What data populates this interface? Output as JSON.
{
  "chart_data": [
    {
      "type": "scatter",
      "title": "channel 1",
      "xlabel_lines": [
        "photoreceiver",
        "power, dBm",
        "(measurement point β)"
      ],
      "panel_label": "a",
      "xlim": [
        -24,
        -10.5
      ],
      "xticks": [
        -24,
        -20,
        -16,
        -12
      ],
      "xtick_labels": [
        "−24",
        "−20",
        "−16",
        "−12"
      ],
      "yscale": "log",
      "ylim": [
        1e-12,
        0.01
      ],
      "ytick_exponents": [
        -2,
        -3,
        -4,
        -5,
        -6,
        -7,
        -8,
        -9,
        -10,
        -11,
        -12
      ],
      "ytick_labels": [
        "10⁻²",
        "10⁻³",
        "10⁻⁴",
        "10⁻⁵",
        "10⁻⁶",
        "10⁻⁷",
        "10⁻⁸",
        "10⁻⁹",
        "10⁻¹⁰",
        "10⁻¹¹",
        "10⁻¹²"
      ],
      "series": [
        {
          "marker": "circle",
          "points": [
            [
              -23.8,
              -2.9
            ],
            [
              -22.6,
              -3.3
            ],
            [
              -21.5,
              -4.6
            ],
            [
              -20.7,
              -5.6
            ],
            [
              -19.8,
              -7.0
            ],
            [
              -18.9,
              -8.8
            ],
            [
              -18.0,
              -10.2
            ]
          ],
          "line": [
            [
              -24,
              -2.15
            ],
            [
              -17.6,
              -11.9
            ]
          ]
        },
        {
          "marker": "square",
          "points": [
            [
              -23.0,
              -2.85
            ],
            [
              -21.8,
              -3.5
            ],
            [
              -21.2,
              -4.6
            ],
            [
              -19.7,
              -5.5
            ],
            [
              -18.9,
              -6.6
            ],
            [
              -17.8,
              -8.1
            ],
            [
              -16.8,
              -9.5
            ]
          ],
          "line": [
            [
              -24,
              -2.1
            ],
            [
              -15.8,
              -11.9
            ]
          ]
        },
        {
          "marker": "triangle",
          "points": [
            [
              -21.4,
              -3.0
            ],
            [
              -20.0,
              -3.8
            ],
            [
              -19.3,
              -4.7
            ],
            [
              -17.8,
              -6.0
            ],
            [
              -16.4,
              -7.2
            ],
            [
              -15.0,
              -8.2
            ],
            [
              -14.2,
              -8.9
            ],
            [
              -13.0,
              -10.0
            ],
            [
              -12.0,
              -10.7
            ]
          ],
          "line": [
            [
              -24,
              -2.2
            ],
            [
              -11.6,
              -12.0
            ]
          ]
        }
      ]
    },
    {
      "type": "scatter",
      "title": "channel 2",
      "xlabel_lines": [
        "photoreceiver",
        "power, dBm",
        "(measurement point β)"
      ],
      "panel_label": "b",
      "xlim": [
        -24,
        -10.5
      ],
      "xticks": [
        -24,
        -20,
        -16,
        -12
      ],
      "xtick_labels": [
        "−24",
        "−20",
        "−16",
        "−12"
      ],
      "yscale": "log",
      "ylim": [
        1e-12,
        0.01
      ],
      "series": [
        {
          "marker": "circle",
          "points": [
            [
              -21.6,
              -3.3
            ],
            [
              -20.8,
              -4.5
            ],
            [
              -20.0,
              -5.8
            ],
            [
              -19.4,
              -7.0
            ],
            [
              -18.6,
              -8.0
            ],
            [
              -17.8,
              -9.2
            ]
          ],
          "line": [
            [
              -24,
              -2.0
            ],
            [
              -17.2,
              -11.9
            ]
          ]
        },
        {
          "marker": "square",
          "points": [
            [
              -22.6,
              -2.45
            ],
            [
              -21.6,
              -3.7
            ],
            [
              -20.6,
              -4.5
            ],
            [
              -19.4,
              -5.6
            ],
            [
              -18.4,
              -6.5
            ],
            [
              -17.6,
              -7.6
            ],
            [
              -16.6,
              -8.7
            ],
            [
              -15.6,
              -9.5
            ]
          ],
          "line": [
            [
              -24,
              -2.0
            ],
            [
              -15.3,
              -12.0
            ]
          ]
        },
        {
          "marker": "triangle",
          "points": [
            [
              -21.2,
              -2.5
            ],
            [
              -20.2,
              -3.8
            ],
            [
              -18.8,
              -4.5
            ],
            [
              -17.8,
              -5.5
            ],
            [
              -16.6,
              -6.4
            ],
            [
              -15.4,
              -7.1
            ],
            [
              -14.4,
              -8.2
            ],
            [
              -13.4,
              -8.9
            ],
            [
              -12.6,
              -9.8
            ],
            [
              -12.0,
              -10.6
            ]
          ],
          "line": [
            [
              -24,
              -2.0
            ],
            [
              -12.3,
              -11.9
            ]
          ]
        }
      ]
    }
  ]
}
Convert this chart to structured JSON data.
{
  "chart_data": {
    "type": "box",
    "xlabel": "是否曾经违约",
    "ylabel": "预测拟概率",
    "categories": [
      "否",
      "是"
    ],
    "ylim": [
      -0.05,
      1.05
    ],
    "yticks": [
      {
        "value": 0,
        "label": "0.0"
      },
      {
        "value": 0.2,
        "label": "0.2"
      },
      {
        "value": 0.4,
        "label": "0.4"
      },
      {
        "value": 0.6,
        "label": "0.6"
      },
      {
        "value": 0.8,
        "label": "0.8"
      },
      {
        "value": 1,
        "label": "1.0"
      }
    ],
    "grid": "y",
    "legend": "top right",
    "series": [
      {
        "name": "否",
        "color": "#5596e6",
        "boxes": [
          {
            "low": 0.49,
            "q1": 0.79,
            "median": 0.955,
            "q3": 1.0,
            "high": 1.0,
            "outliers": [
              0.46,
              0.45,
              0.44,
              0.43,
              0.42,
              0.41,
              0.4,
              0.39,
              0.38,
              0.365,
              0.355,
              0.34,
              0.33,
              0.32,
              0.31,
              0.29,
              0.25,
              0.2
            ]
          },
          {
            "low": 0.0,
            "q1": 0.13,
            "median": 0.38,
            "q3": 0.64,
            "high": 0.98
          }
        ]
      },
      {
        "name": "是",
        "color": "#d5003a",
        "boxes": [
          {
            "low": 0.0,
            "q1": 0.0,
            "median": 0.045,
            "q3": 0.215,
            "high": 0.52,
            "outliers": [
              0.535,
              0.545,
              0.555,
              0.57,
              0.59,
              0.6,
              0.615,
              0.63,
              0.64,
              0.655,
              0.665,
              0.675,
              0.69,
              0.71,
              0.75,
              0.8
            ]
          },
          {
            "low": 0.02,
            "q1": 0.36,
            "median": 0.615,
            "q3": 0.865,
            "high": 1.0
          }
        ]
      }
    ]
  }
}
+ + + + + + +
▶ [Instructions to follow] Find the lines containing "value" and pull them out.

▶ [Written response]
        "value": 0,
        "value": 0.2,
        "value": 0.4,
        "value": 0.6,
        "value": 0.8,
        "value": 1,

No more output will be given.